## [Short exercise]
Images are excluded; otherwise, output every record exactly.

## [Records provided]
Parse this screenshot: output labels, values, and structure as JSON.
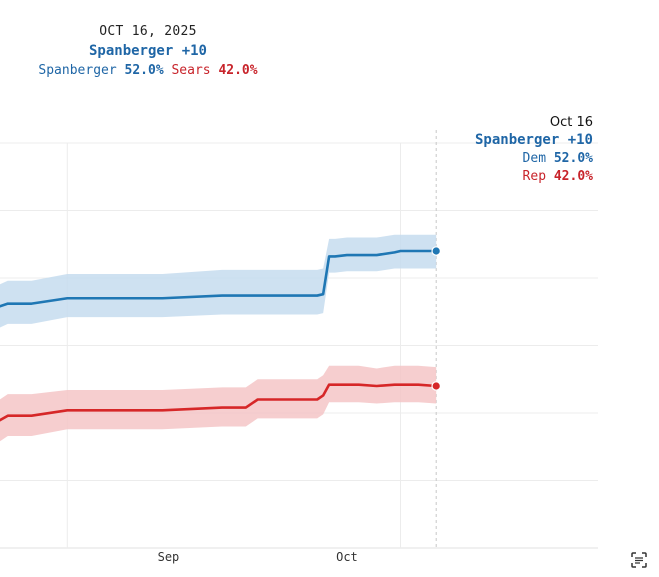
{
  "summary": {
    "date": "OCT 16, 2025",
    "leader": "Spanberger +10",
    "dem_name": "Spanberger",
    "dem_value": "52.0%",
    "rep_name": "Sears",
    "rep_value": "42.0%"
  },
  "tooltip": {
    "date": "Oct 16",
    "leader": "Spanberger +10",
    "dem_label": "Dem",
    "dem_value": "52.0%",
    "rep_label": "Rep",
    "rep_value": "42.0%"
  },
  "colors": {
    "dem": "#1f77b4",
    "dem_band": "#c6dcee",
    "rep": "#d62728",
    "rep_band": "#f5c6c7",
    "grid": "#ececec"
  },
  "icon": "scan-icon",
  "chart_data": {
    "type": "line",
    "x_ticks": [
      "Sep",
      "Oct"
    ],
    "grid": true,
    "series": [
      {
        "name": "Dem",
        "x": [
          "Aug 3",
          "Aug 5",
          "Aug 9",
          "Aug 15",
          "Aug 17",
          "Aug 22",
          "Aug 27",
          "Aug 31",
          "Sep 10",
          "Sep 14",
          "Sep 16",
          "Sep 18",
          "Sep 26",
          "Sep 27",
          "Sep 28",
          "Sep 29",
          "Oct 1",
          "Oct 3",
          "Oct 6",
          "Oct 9",
          "Oct 10",
          "Oct 13",
          "Oct 16"
        ],
        "values": [
          47.8,
          48.1,
          48.1,
          48.5,
          48.5,
          48.5,
          48.5,
          48.5,
          48.7,
          48.7,
          48.7,
          48.7,
          48.7,
          48.8,
          51.6,
          51.6,
          51.7,
          51.7,
          51.7,
          51.9,
          52.0,
          52.0,
          52.0
        ],
        "upper": [
          49.4,
          49.8,
          49.8,
          50.3,
          50.3,
          50.3,
          50.3,
          50.3,
          50.6,
          50.6,
          50.6,
          50.6,
          50.6,
          50.7,
          52.9,
          52.9,
          53.0,
          53.0,
          53.0,
          53.2,
          53.2,
          53.2,
          53.2
        ],
        "lower": [
          46.2,
          46.6,
          46.6,
          47.1,
          47.1,
          47.1,
          47.1,
          47.1,
          47.3,
          47.3,
          47.3,
          47.3,
          47.3,
          47.4,
          50.4,
          50.4,
          50.5,
          50.5,
          50.5,
          50.7,
          50.7,
          50.7,
          50.7
        ]
      },
      {
        "name": "Rep",
        "x": [
          "Aug 3",
          "Aug 5",
          "Aug 9",
          "Aug 15",
          "Aug 17",
          "Aug 22",
          "Aug 27",
          "Aug 31",
          "Sep 10",
          "Sep 14",
          "Sep 16",
          "Sep 18",
          "Sep 26",
          "Sep 27",
          "Sep 28",
          "Sep 29",
          "Oct 1",
          "Oct 3",
          "Oct 6",
          "Oct 9",
          "Oct 10",
          "Oct 13",
          "Oct 16"
        ],
        "values": [
          39.3,
          39.8,
          39.8,
          40.2,
          40.2,
          40.2,
          40.2,
          40.2,
          40.4,
          40.4,
          41.0,
          41.0,
          41.0,
          41.3,
          42.1,
          42.1,
          42.1,
          42.1,
          42.0,
          42.1,
          42.1,
          42.1,
          42.0
        ],
        "upper": [
          40.8,
          41.4,
          41.4,
          41.7,
          41.7,
          41.7,
          41.7,
          41.7,
          41.9,
          41.9,
          42.5,
          42.5,
          42.5,
          42.8,
          43.5,
          43.5,
          43.5,
          43.5,
          43.3,
          43.5,
          43.5,
          43.5,
          43.4
        ],
        "lower": [
          37.7,
          38.3,
          38.3,
          38.8,
          38.8,
          38.8,
          38.8,
          38.8,
          39.0,
          39.0,
          39.6,
          39.6,
          39.6,
          39.9,
          40.8,
          40.8,
          40.8,
          40.8,
          40.7,
          40.8,
          40.8,
          40.8,
          40.7
        ]
      }
    ]
  }
}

## [Written solution]
Parse this screenshot: output labels, values, and structure as JSON.
{
  "summary": {
    "date": "OCT 16, 2025",
    "leader": "Spanberger +10",
    "dem_name": "Spanberger",
    "dem_value": "52.0%",
    "rep_name": "Sears",
    "rep_value": "42.0%"
  },
  "tooltip": {
    "date": "Oct 16",
    "leader": "Spanberger +10",
    "dem_label": "Dem",
    "dem_value": "52.0%",
    "rep_label": "Rep",
    "rep_value": "42.0%"
  },
  "colors": {
    "dem": "#1f77b4",
    "dem_band": "#c6dcee",
    "rep": "#d62728",
    "rep_band": "#f5c6c7",
    "grid": "#ececec"
  },
  "icon": "scan-icon",
  "chart_data": {
    "type": "line",
    "x_ticks": [
      "Sep",
      "Oct"
    ],
    "grid": true,
    "series": [
      {
        "name": "Dem",
        "x": [
          "Aug 3",
          "Aug 5",
          "Aug 9",
          "Aug 15",
          "Aug 17",
          "Aug 22",
          "Aug 27",
          "Aug 31",
          "Sep 10",
          "Sep 14",
          "Sep 16",
          "Sep 18",
          "Sep 26",
          "Sep 27",
          "Sep 28",
          "Sep 29",
          "Oct 1",
          "Oct 3",
          "Oct 6",
          "Oct 9",
          "Oct 10",
          "Oct 13",
          "Oct 16"
        ],
        "values": [
          47.8,
          48.1,
          48.1,
          48.5,
          48.5,
          48.5,
          48.5,
          48.5,
          48.7,
          48.7,
          48.7,
          48.7,
          48.7,
          48.8,
          51.6,
          51.6,
          51.7,
          51.7,
          51.7,
          51.9,
          52.0,
          52.0,
          52.0
        ],
        "upper": [
          49.4,
          49.8,
          49.8,
          50.3,
          50.3,
          50.3,
          50.3,
          50.3,
          50.6,
          50.6,
          50.6,
          50.6,
          50.6,
          50.7,
          52.9,
          52.9,
          53.0,
          53.0,
          53.0,
          53.2,
          53.2,
          53.2,
          53.2
        ],
        "lower": [
          46.2,
          46.6,
          46.6,
          47.1,
          47.1,
          47.1,
          47.1,
          47.1,
          47.3,
          47.3,
          47.3,
          47.3,
          47.3,
          47.4,
          50.4,
          50.4,
          50.5,
          50.5,
          50.5,
          50.7,
          50.7,
          50.7,
          50.7
        ]
      },
      {
        "name": "Rep",
        "x": [
          "Aug 3",
          "Aug 5",
          "Aug 9",
          "Aug 15",
          "Aug 17",
          "Aug 22",
          "Aug 27",
          "Aug 31",
          "Sep 10",
          "Sep 14",
          "Sep 16",
          "Sep 18",
          "Sep 26",
          "Sep 27",
          "Sep 28",
          "Sep 29",
          "Oct 1",
          "Oct 3",
          "Oct 6",
          "Oct 9",
          "Oct 10",
          "Oct 13",
          "Oct 16"
        ],
        "values": [
          39.3,
          39.8,
          39.8,
          40.2,
          40.2,
          40.2,
          40.2,
          40.2,
          40.4,
          40.4,
          41.0,
          41.0,
          41.0,
          41.3,
          42.1,
          42.1,
          42.1,
          42.1,
          42.0,
          42.1,
          42.1,
          42.1,
          42.0
        ],
        "upper": [
          40.8,
          41.4,
          41.4,
          41.7,
          41.7,
          41.7,
          41.7,
          41.7,
          41.9,
          41.9,
          42.5,
          42.5,
          42.5,
          42.8,
          43.5,
          43.5,
          43.5,
          43.5,
          43.3,
          43.5,
          43.5,
          43.5,
          43.4
        ],
        "lower": [
          37.7,
          38.3,
          38.3,
          38.8,
          38.8,
          38.8,
          38.8,
          38.8,
          39.0,
          39.0,
          39.6,
          39.6,
          39.6,
          39.9,
          40.8,
          40.8,
          40.8,
          40.8,
          40.7,
          40.8,
          40.8,
          40.8,
          40.7
        ]
      }
    ]
  }
}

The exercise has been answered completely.